__EXERCISE TASK__
Can all of these lines be returned exactly?

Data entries

━━━━━━━━━━━━━━━━━━━━━━━━━━━━━━

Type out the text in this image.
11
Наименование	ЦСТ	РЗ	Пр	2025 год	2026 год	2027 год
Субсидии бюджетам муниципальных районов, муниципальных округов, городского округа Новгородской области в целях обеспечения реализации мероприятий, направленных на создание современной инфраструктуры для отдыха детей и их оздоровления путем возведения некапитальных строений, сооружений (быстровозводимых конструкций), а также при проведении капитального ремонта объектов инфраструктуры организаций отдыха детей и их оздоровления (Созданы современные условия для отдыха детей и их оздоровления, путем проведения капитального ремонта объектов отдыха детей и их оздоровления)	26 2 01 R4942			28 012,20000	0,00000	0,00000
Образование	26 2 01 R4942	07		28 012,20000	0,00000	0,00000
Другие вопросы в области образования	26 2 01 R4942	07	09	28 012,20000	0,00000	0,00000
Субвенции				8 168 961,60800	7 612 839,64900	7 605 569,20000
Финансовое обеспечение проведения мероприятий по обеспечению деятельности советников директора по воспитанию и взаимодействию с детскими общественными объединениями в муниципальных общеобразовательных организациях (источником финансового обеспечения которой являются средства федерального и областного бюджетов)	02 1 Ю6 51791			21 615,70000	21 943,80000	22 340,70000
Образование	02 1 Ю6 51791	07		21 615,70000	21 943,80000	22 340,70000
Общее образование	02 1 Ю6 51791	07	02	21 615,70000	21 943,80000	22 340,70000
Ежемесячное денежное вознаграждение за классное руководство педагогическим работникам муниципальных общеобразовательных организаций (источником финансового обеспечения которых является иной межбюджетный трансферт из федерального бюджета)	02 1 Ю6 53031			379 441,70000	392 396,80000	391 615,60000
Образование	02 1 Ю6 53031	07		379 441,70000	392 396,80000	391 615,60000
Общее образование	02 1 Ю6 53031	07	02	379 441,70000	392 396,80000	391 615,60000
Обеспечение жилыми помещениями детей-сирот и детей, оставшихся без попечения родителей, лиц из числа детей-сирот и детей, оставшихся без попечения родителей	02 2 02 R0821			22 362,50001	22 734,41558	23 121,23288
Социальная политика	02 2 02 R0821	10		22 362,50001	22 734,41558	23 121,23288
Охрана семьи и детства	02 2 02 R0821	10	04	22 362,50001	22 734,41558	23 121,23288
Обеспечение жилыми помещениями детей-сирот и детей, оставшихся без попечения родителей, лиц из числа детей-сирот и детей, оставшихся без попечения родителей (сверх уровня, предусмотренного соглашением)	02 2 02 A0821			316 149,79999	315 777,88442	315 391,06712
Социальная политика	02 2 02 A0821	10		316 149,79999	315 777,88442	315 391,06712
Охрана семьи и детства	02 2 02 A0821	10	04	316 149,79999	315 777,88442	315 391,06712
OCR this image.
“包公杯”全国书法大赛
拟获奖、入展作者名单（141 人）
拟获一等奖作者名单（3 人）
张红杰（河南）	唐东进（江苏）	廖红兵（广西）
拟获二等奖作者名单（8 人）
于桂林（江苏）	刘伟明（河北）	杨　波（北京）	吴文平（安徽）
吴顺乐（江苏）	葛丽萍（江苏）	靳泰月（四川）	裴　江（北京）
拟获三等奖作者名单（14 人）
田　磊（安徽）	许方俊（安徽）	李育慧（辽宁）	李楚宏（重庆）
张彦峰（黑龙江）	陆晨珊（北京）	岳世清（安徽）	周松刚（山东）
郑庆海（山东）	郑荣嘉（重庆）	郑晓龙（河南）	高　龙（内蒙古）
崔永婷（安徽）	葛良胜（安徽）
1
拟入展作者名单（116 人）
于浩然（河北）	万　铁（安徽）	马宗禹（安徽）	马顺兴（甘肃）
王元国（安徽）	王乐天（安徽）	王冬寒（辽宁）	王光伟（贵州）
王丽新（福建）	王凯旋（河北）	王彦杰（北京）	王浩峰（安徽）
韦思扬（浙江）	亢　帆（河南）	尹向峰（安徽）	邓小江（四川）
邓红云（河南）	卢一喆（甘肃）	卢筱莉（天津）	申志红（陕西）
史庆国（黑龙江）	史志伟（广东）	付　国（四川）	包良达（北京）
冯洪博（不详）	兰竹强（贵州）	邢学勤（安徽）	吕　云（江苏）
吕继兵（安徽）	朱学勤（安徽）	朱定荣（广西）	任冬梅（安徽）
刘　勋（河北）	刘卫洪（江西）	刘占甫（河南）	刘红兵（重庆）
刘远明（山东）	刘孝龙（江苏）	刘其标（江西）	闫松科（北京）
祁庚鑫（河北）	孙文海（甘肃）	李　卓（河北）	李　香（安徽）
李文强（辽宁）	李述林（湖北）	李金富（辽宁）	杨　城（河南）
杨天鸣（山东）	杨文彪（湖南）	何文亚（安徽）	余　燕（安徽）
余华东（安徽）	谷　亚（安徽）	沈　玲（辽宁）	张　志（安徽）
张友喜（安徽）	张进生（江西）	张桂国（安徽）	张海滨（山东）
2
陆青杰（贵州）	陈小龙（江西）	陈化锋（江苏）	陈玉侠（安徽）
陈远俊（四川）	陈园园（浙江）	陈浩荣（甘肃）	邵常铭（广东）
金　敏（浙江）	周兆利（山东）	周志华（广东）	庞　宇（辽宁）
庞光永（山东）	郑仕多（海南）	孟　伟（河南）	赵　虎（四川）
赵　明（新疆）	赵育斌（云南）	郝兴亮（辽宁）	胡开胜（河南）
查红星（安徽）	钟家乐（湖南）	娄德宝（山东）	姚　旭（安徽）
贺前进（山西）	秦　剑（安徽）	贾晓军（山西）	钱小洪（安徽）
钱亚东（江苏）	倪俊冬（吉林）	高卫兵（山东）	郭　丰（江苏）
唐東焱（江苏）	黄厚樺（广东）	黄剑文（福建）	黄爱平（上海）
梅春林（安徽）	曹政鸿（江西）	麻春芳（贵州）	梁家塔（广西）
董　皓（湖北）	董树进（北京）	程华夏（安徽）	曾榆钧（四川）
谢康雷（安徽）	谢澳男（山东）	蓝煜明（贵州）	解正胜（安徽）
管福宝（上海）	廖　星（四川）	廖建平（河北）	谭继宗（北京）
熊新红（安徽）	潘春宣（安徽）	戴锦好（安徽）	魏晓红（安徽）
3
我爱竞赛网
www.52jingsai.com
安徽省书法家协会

━━━━━━━━━━━━━━━━━━━━━━━━━━━━━━

__SOLVED PROBLEM__
Type out the text in this image.
11
Наименование	ЦСТ	РЗ	Пр	2025 год	2026 год	2027 год
Субсидии бюджетам муниципальных районов, муниципальных округов, городского округа Новгородской области в целях обеспечения реализации мероприятий, направленных на создание современной инфраструктуры для отдыха детей и их оздоровления путем возведения некапитальных строений, сооружений (быстровозводимых конструкций), а также при проведении капитального ремонта объектов инфраструктуры организаций отдыха детей и их оздоровления (Созданы современные условия для отдыха детей и их оздоровления, путем проведения капитального ремонта объектов отдыха детей и их оздоровления)	26 2 01 R4942			28 012,20000	0,00000	0,00000
Образование	26 2 01 R4942	07		28 012,20000	0,00000	0,00000
Другие вопросы в области образования	26 2 01 R4942	07	09	28 012,20000	0,00000	0,00000
Субвенции				8 168 961,60800	7 612 839,64900	7 605 569,20000
Финансовое обеспечение проведения мероприятий по обеспечению деятельности советников директора по воспитанию и взаимодействию с детскими общественными объединениями в муниципальных общеобразовательных организациях (источником финансового обеспечения которой являются средства федерального и областного бюджетов)	02 1 Ю6 51791			21 615,70000	21 943,80000	22 340,70000
Образование	02 1 Ю6 51791	07		21 615,70000	21 943,80000	22 340,70000
Общее образование	02 1 Ю6 51791	07	02	21 615,70000	21 943,80000	22 340,70000
Ежемесячное денежное вознаграждение за классное руководство педагогическим работникам муниципальных общеобразовательных организаций (источником финансового обеспечения которых является иной межбюджетный трансферт из федерального бюджета)	02 1 Ю6 53031			379 441,70000	392 396,80000	391 615,60000
Образование	02 1 Ю6 53031	07		379 441,70000	392 396,80000	391 615,60000
Общее образование	02 1 Ю6 53031	07	02	379 441,70000	392 396,80000	391 615,60000
Обеспечение жилыми помещениями детей-сирот и детей, оставшихся без попечения родителей, лиц из числа детей-сирот и детей, оставшихся без попечения родителей	02 2 02 R0821			22 362,50001	22 734,41558	23 121,23288
Социальная политика	02 2 02 R0821	10		22 362,50001	22 734,41558	23 121,23288
Охрана семьи и детства	02 2 02 R0821	10	04	22 362,50001	22 734,41558	23 121,23288
Обеспечение жилыми помещениями детей-сирот и детей, оставшихся без попечения родителей, лиц из числа детей-сирот и детей, оставшихся без попечения родителей (сверх уровня, предусмотренного соглашением)	02 2 02 A0821			316 149,79999	315 777,88442	315 391,06712
Социальная политика	02 2 02 A0821	10		316 149,79999	315 777,88442	315 391,06712
Охрана семьи и детства	02 2 02 A0821	10	04	316 149,79999	315 777,88442	315 391,06712
OCR this image.
“包公杯”全国书法大赛
拟获奖、入展作者名单（141 人）
拟获一等奖作者名单（3 人）
张红杰（河南）	唐东进（江苏）	廖红兵（广西）
拟获二等奖作者名单（8 人）
于桂林（江苏）	刘伟明（河北）	杨　波（北京）	吴文平（安徽）
吴顺乐（江苏）	葛丽萍（江苏）	靳泰月（四川）	裴　江（北京）
拟获三等奖作者名单（14 人）
田　磊（安徽）	许方俊（安徽）	李育慧（辽宁）	李楚宏（重庆）
张彦峰（黑龙江）	陆晨珊（北京）	岳世清（安徽）	周松刚（山东）
郑庆海（山东）	郑荣嘉（重庆）	郑晓龙（河南）	高　龙（内蒙古）
崔永婷（安徽）	葛良胜（安徽）
1
拟入展作者名单（116 人）
于浩然（河北）	万　铁（安徽）	马宗禹（安徽）	马顺兴（甘肃）
王元国（安徽）	王乐天（安徽）	王冬寒（辽宁）	王光伟（贵州）
王丽新（福建）	王凯旋（河北）	王彦杰（北京）	王浩峰（安徽）
韦思扬（浙江）	亢　帆（河南）	尹向峰（安徽）	邓小江（四川）
邓红云（河南）	卢一喆（甘肃）	卢筱莉（天津）	申志红（陕西）
史庆国（黑龙江）	史志伟（广东）	付　国（四川）	包良达（北京）
冯洪博（不详）	兰竹强（贵州）	邢学勤（安徽）	吕　云（江苏）
吕继兵（安徽）	朱学勤（安徽）	朱定荣（广西）	任冬梅（安徽）
刘　勋（河北）	刘卫洪（江西）	刘占甫（河南）	刘红兵（重庆）
刘远明（山东）	刘孝龙（江苏）	刘其标（江西）	闫松科（北京）
祁庚鑫（河北）	孙文海（甘肃）	李　卓（河北）	李　香（安徽）
李文强（辽宁）	李述林（湖北）	李金富（辽宁）	杨　城（河南）
杨天鸣（山东）	杨文彪（湖南）	何文亚（安徽）	余　燕（安徽）
余华东（安徽）	谷　亚（安徽）	沈　玲（辽宁）	张　志（安徽）
张友喜（安徽）	张进生（江西）	张桂国（安徽）	张海滨（山东）
2
陆青杰（贵州）	陈小龙（江西）	陈化锋（江苏）	陈玉侠（安徽）
陈远俊（四川）	陈园园（浙江）	陈浩荣（甘肃）	邵常铭（广东）
金　敏（浙江）	周兆利（山东）	周志华（广东）	庞　宇（辽宁）
庞光永（山东）	郑仕多（海南）	孟　伟（河南）	赵　虎（四川）
赵　明（新疆）	赵育斌（云南）	郝兴亮（辽宁）	胡开胜（河南）
查红星（安徽）	钟家乐（湖南）	娄德宝（山东）	姚　旭（安徽）
贺前进（山西）	秦　剑（安徽）	贾晓军（山西）	钱小洪（安徽）
钱亚东（江苏）	倪俊冬（吉林）	高卫兵（山东）	郭　丰（江苏）
唐東焱（江苏）	黄厚樺（广东）	黄剑文（福建）	黄爱平（上海）
梅春林（安徽）	曹政鸿（江西）	麻春芳（贵州）	梁家塔（广西）
董　皓（湖北）	董树进（北京）	程华夏（安徽）	曾榆钧（四川）
谢康雷（安徽）	谢澳男（山东）	蓝煜明（贵州）	解正胜（安徽）
管福宝（上海）	廖　星（四川）	廖建平（河北）	谭继宗（北京）
熊新红（安徽）	潘春宣（安徽）	戴锦好（安徽）	魏晓红（安徽）
3
我爱竞赛网
www.52jingsai.com
安徽省书法家协会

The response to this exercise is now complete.